Short problem: Exact reproduction of the data is required, with images excluded.

Data rows:
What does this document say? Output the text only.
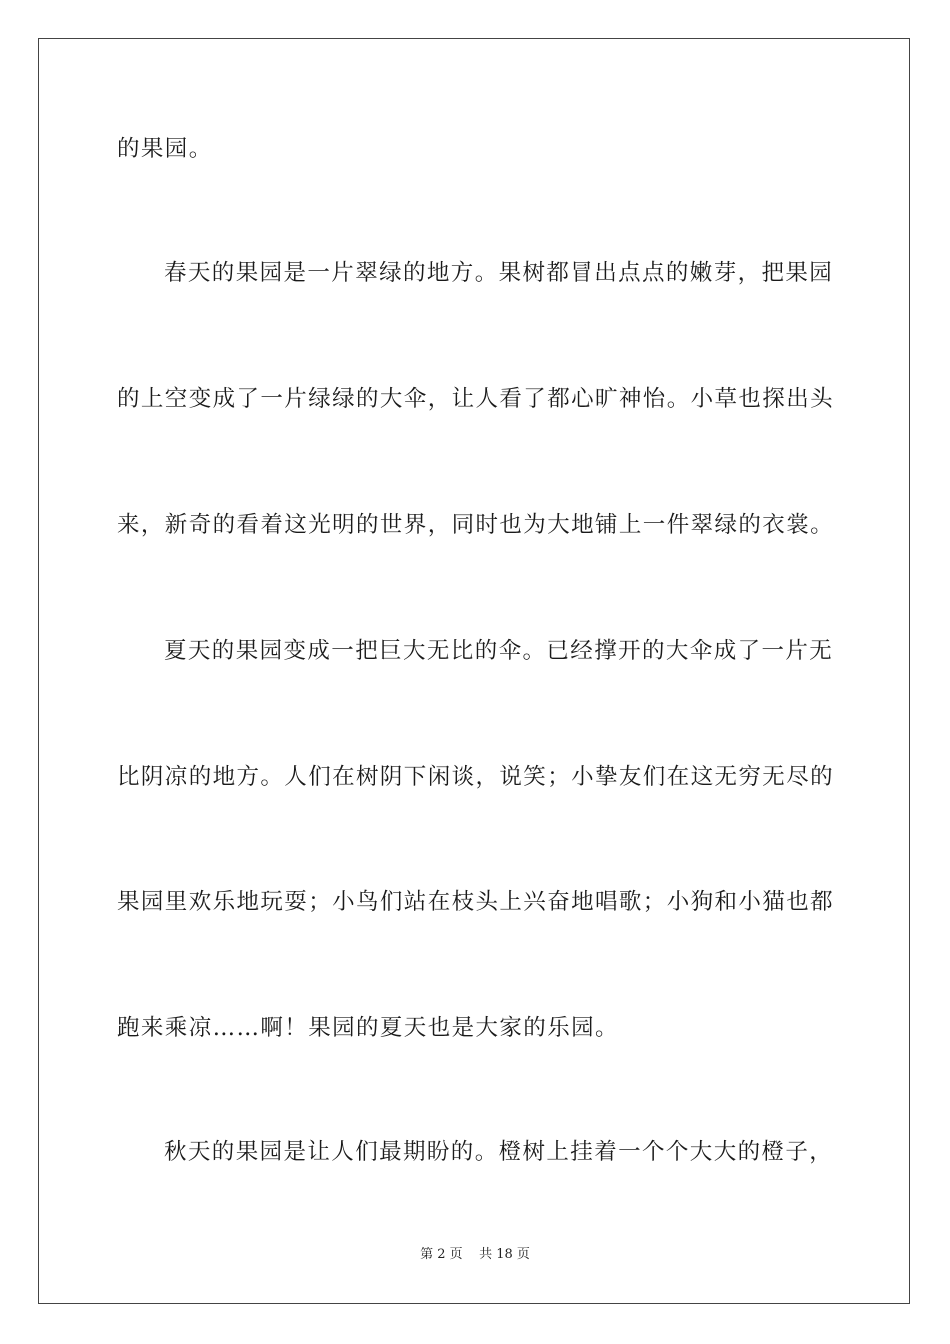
的果园。
春天的果园是一片翠绿的地方。果树都冒出点点的嫩芽，把果园
的上空变成了一片绿绿的大伞，让人看了都心旷神怡。小草也探出头
来，新奇的看着这光明的世界，同时也为大地铺上一件翠绿的衣裳。
夏天的果园变成一把巨大无比的伞。已经撑开的大伞成了一片无
比阴凉的地方。人们在树阴下闲谈，说笑；小挚友们在这无穷无尽的
果园里欢乐地玩耍；小鸟们站在枝头上兴奋地唱歌；小狗和小猫也都
跑来乘凉……啊！果园的夏天也是大家的乐园。
秋天的果园是让人们最期盼的。橙树上挂着一个个大大的橙子，
第 2 页    共 18 页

Answer for this exercise:
What does this document say? Output the text only.
的果园。
春天的果园是一片翠绿的地方。果树都冒出点点的嫩芽，把果园
的上空变成了一片绿绿的大伞，让人看了都心旷神怡。小草也探出头
来，新奇的看着这光明的世界，同时也为大地铺上一件翠绿的衣裳。
夏天的果园变成一把巨大无比的伞。已经撑开的大伞成了一片无
比阴凉的地方。人们在树阴下闲谈，说笑；小挚友们在这无穷无尽的
果园里欢乐地玩耍；小鸟们站在枝头上兴奋地唱歌；小狗和小猫也都
跑来乘凉……啊！果园的夏天也是大家的乐园。
秋天的果园是让人们最期盼的。橙树上挂着一个个大大的橙子，
第 2 页    共 18 页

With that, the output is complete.